Our hotel, the Ohana, was located right in the heart of all the action, overlooking the mighty Mekong river. We exploded our stuff all over the room and then went for a swim in the chilly pool on the ground floor. The kids and Ana went to the top of the hotel to explore the spa, and when I went up there I found the three of them sitting in a giant hot tub with an infinity edge spilling over the entire city. Cha-ching!

They had also made a new friend in the hot tub – John from Barry, Ontario and his lovely family. John had met a Cambodian lady six years previously, and had spent that entire time trying to get her and her daughter to Canada, as she had a child from a previous relationship. So far, his wife and the baby daughter they had together in Canada were living in Barrie, but her 11-year-old daughter was still living in Phnom Penh relatives, awaiting a visa. He told us much of the administration had been on the Cambodian side, as they have tight controls on allowing children to leave here, in order to prevent child trafficking. The whole experience sounded very stressful, and he had made 11 trips to Cambodia in recent years to spend with his adopted daughter and his wife’s family.

We went for a walk to see if we could find a place to eat. We seemed to be located in the heart of the red light district, evidenced by the abnormally large number of single, white, 60 year old dudes hanging around bars. And, of course, the bars themselves, with packs of provocatively dressed ladies displaying their wares out front, eyeing up dudes as they passed, beckoning them inside. Our hotel was just off the waterfront so we walked across the street to the giant boulevard, which was similar to the one in Baddambang – exercise equipment and many people, but somehow not quite as nice. We saw a large group of people playing some sort of footbag game, but the object they were kicking around looked more like a giant badminton birdie. Interesting - I must keep an eye open for one of those.

After a bit of wandering we found the Lemongrass restaurant so went in for a nice Thai meal. The prices were a bit higher than what we had become used to, but still very cheap. After eating, the girls and kids wanted to check out the local market so Tony and I found a riverside/trafficside restaurant that offered 75 cent drafts and we settled in for drinks and a cigar. We were down to the last two smokes we had bought in the Manila airport, so that would probably be our next big purchase on the trip.

The ladies and kids eventually joined us, and by this time it was dark and so I introduced them and Phnom Penh to a game I invented a few years ago. It’s called “Gecko Spitballing” and here’s how it works. Find a restaurant with a large, backlight neon sign and request a table directly beneath it. Order at least one fancy cocktail that comes with a straw. Pull out a napkin from the tabletop napkin dispenser. And then you watch…and wait. Soon, geckos will appear on the sign. Slowly reach for your napkin and then hold it up to your mouth and take a small bite out of the corner. Chew it well to get it fully moistened and into a cannonball shape. Lift straw to your mouth. Use your tongue to load the projectile into the straw. Now aim the straw at the closest gecko. Inhale deeply. Stay calm and focused. And then blow as hard as you can. The spitball projectile will blast from the straw, and if your aim is straight and true, you will strike the gecko and cause him to lose his sticky foot suction and fall from the sign, hopefully into somebody’s beer or, better yet, in their hair or down their shirt. And then let the frenzy unfold around you. Sit back and smile.

### Data extracts
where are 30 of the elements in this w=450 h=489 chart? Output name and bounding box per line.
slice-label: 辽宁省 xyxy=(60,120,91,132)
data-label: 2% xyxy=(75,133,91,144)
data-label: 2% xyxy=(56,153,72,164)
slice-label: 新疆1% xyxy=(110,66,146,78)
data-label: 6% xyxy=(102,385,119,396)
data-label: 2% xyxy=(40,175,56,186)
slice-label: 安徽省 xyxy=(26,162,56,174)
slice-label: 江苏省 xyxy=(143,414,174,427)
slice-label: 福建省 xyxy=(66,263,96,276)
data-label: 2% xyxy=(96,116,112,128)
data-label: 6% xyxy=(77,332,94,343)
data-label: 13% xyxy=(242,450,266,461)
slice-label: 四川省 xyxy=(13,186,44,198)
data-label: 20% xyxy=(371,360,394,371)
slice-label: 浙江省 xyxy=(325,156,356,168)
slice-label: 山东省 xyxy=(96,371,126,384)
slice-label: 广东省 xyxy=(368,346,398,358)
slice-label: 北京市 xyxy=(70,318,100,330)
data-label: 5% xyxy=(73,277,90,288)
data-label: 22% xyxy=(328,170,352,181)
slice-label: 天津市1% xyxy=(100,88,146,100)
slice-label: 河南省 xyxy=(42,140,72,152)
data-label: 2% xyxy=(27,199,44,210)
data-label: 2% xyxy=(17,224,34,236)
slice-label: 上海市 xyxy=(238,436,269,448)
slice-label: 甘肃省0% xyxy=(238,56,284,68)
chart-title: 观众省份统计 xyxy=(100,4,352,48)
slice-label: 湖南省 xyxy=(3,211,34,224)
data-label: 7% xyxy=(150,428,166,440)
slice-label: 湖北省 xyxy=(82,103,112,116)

### Task requirements
#1 According to the Phnom Penh travel account, how many trips had John made to Cambodia in recent years?
#2 Continue the Phnom Penh travel account, starting after its last sentence.

### Results for the exercise
#1 He had made 11 trips to Cambodia.

#2
Sadly, this night my aim was neither true nor straight, and I just couldn’t hit one. The spitballs came close enough to graze a few of them, but I scored no direct hit. When the waitress caught me doing it, instead of throwing me out (as Ana was expecting), she actually stood nearby cheering and laughing, hoping for me to hit one. Magnus got in on the action too, but he aim was just as sucky as mine so we left the waitress and ourselves disappointed, and with nothing to show for it besides a bunch of spitballs stuck all over the tables, chairs, and ground.

We finished up the evening with a visit to the rooftop hot tub. John from Barrie was up there so we sat and chatted with him for a long time and he told us all about his Cambodian family and experiences here with the language, customs, and so on. It was also two for one hour so he asked me for help in drinking his second giant jug of Angkor beer. I’m always willing to help out a fellow traveler in need so we polished off the beer, which provided for a formidable headache the next morning.

Friday, July 21, 2017

July 20 – Day Tripping Around Baddambang

Yesterday we hired Mr. Blue and Mr. Sam to tour us around the Battambang countryside today. They arrived promptly at 9:30, which gave us plenty of time in the morning to lounge around a bit and have a big breakfast at the hotel. It turned out that Mr. Sam couldn’t make it, so he sent his uncle (let’s call him Uncle Sam), who would be the Olson’s guide and driver for the day. Mr. Blue would chauffeur the Henriques.

After zipping through the streets and toward the outskirts of Baddambang in our tuk-tuks, the level of roadside development thinned steadily, and soon we were in the countryside. Our first stop was a large temple complex, but before entering, Mr. Blue introduced us to a roadside vendor who was selling these thick bamboo rods full of…something. He picked one up and showed us that inside was a dessert item of sticky rice, beans and coconut milk. We purchased one to share and peeled back strips of the bamboo to expose the firm rice mixture. It was good – chewy, not too sweet, and a very filling morning snack.

The temple was actually a memorial site for the thousands of Cambodians that were killed here during the four years of Khmer Rouge rule in the late 70’s. Carved into the concrete base of the memorial were depictions of the atrocities that were committed by the Khmer Rouge during this time – throats being slashed with palm leaves, decapitations, women being raped, babies being killed, cannibalism, torture. It was worthy of a horror novel but, sadly, very real. Also, high in the tower of the memorial was a collection of skulls and bones that were reclaimed from a nearby well where they used to throw in the murder victims. Mr. Blue was born just after this era, but he told us a story about his father, who was a monk at the time, and monks, along with educated people and the elite such as doctors, teachers, administrators, artists, musicians, property owners and business people, were systematically executed (if they were lucky) or worked and starved to death. At his most desperate point, Mr. Blue’s father nearly died of starvation, and was only able to survive by eating the arm of one of the dead.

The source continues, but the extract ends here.